--- Start Listing ---

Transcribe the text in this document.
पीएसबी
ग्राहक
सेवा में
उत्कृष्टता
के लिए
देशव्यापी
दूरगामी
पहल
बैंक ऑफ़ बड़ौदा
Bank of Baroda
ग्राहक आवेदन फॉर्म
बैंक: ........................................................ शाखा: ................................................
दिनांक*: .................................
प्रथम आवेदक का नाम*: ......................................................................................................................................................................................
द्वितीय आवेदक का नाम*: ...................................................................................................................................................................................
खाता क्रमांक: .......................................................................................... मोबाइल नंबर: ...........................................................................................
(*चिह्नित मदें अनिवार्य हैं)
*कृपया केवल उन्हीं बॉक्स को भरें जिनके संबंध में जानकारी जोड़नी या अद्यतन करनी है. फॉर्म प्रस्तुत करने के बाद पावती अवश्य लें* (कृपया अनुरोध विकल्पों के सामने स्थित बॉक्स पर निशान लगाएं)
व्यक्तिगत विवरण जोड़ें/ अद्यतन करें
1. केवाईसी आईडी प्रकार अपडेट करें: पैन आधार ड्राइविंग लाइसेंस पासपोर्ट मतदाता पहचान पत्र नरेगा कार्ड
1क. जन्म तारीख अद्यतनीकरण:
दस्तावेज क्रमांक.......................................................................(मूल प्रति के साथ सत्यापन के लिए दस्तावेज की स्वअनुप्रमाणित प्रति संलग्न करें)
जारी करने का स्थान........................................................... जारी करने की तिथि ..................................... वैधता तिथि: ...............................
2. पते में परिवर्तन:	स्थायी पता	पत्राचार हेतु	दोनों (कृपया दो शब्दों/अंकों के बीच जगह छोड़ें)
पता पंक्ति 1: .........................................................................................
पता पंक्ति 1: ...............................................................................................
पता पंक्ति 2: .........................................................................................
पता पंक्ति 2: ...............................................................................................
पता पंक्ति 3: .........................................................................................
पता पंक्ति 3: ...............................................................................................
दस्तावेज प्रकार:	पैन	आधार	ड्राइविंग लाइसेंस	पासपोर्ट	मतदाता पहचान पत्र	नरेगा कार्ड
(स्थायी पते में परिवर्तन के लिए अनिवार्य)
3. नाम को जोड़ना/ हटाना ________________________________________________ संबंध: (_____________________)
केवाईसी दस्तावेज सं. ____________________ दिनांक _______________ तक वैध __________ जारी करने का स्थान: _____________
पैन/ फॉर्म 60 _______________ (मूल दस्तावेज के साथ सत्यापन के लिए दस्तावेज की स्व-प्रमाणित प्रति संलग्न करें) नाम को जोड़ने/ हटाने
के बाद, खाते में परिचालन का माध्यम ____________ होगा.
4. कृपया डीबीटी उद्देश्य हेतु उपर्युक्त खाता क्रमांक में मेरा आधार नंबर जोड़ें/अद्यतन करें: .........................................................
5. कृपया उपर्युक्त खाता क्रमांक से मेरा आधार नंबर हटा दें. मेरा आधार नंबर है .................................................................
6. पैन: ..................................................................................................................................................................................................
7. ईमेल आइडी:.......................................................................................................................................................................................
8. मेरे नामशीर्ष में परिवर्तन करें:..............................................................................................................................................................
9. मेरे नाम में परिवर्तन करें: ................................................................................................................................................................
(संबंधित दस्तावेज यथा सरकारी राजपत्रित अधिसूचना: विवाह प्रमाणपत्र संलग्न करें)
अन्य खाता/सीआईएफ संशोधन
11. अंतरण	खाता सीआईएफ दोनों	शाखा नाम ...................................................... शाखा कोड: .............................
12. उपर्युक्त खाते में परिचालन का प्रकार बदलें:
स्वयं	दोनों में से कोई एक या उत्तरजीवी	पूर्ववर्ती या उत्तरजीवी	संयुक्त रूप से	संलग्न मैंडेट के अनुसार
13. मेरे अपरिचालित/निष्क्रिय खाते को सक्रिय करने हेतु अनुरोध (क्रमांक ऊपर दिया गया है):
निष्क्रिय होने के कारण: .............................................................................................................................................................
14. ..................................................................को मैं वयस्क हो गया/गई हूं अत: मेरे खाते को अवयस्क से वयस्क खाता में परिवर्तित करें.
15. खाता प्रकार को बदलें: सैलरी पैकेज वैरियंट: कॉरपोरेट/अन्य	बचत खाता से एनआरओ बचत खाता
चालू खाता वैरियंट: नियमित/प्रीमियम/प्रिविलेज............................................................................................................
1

--- End Listing ---

The request -
Every record above must be duplicated exactly.

Result -
Transcribe the text in this document.
पीएसबी
ग्राहक
सेवा में
उत्कृष्टता
के लिए
देशव्यापी
दूरगामी
पहल
बैंक ऑफ़ बड़ौदा
Bank of Baroda
ग्राहक आवेदन फॉर्म
बैंक: ........................................................ शाखा: ................................................
दिनांक*: .................................
प्रथम आवेदक का नाम*: ......................................................................................................................................................................................
द्वितीय आवेदक का नाम*: ...................................................................................................................................................................................
खाता क्रमांक: .......................................................................................... मोबाइल नंबर: ...........................................................................................
(*चिह्नित मदें अनिवार्य हैं)
*कृपया केवल उन्हीं बॉक्स को भरें जिनके संबंध में जानकारी जोड़नी या अद्यतन करनी है. फॉर्म प्रस्तुत करने के बाद पावती अवश्य लें* (कृपया अनुरोध विकल्पों के सामने स्थित बॉक्स पर निशान लगाएं)
व्यक्तिगत विवरण जोड़ें/ अद्यतन करें
1. केवाईसी आईडी प्रकार अपडेट करें: पैन आधार ड्राइविंग लाइसेंस पासपोर्ट मतदाता पहचान पत्र नरेगा कार्ड
1क. जन्म तारीख अद्यतनीकरण:
दस्तावेज क्रमांक.......................................................................(मूल प्रति के साथ सत्यापन के लिए दस्तावेज की स्वअनुप्रमाणित प्रति संलग्न करें)
जारी करने का स्थान........................................................... जारी करने की तिथि ..................................... वैधता तिथि: ...............................
2. पते में परिवर्तन:	स्थायी पता	पत्राचार हेतु	दोनों (कृपया दो शब्दों/अंकों के बीच जगह छोड़ें)
पता पंक्ति 1: .........................................................................................
पता पंक्ति 1: ...............................................................................................
पता पंक्ति 2: .........................................................................................
पता पंक्ति 2: ...............................................................................................
पता पंक्ति 3: .........................................................................................
पता पंक्ति 3: ...............................................................................................
दस्तावेज प्रकार:	पैन	आधार	ड्राइविंग लाइसेंस	पासपोर्ट	मतदाता पहचान पत्र	नरेगा कार्ड
(स्थायी पते में परिवर्तन के लिए अनिवार्य)
3. नाम को जोड़ना/ हटाना ________________________________________________ संबंध: (_____________________)
केवाईसी दस्तावेज सं. ____________________ दिनांक _______________ तक वैध __________ जारी करने का स्थान: _____________
पैन/ फॉर्म 60 _______________ (मूल दस्तावेज के साथ सत्यापन के लिए दस्तावेज की स्व-प्रमाणित प्रति संलग्न करें) नाम को जोड़ने/ हटाने
के बाद, खाते में परिचालन का माध्यम ____________ होगा.
4. कृपया डीबीटी उद्देश्य हेतु उपर्युक्त खाता क्रमांक में मेरा आधार नंबर जोड़ें/अद्यतन करें: .........................................................
5. कृपया उपर्युक्त खाता क्रमांक से मेरा आधार नंबर हटा दें. मेरा आधार नंबर है .................................................................
6. पैन: ..................................................................................................................................................................................................
7. ईमेल आइडी:.......................................................................................................................................................................................
8. मेरे नामशीर्ष में परिवर्तन करें:..............................................................................................................................................................
9. मेरे नाम में परिवर्तन करें: ................................................................................................................................................................
(संबंधित दस्तावेज यथा सरकारी राजपत्रित अधिसूचना: विवाह प्रमाणपत्र संलग्न करें)
अन्य खाता/सीआईएफ संशोधन
11. अंतरण	खाता सीआईएफ दोनों	शाखा नाम ...................................................... शाखा कोड: .............................
12. उपर्युक्त खाते में परिचालन का प्रकार बदलें:
स्वयं	दोनों में से कोई एक या उत्तरजीवी	पूर्ववर्ती या उत्तरजीवी	संयुक्त रूप से	संलग्न मैंडेट के अनुसार
13. मेरे अपरिचालित/निष्क्रिय खाते को सक्रिय करने हेतु अनुरोध (क्रमांक ऊपर दिया गया है):
निष्क्रिय होने के कारण: .............................................................................................................................................................
14. ..................................................................को मैं वयस्क हो गया/गई हूं अत: मेरे खाते को अवयस्क से वयस्क खाता में परिवर्तित करें.
15. खाता प्रकार को बदलें: सैलरी पैकेज वैरियंट: कॉरपोरेट/अन्य	बचत खाता से एनआरओ बचत खाता
चालू खाता वैरियंट: नियमित/प्रीमियम/प्रिविलेज............................................................................................................
1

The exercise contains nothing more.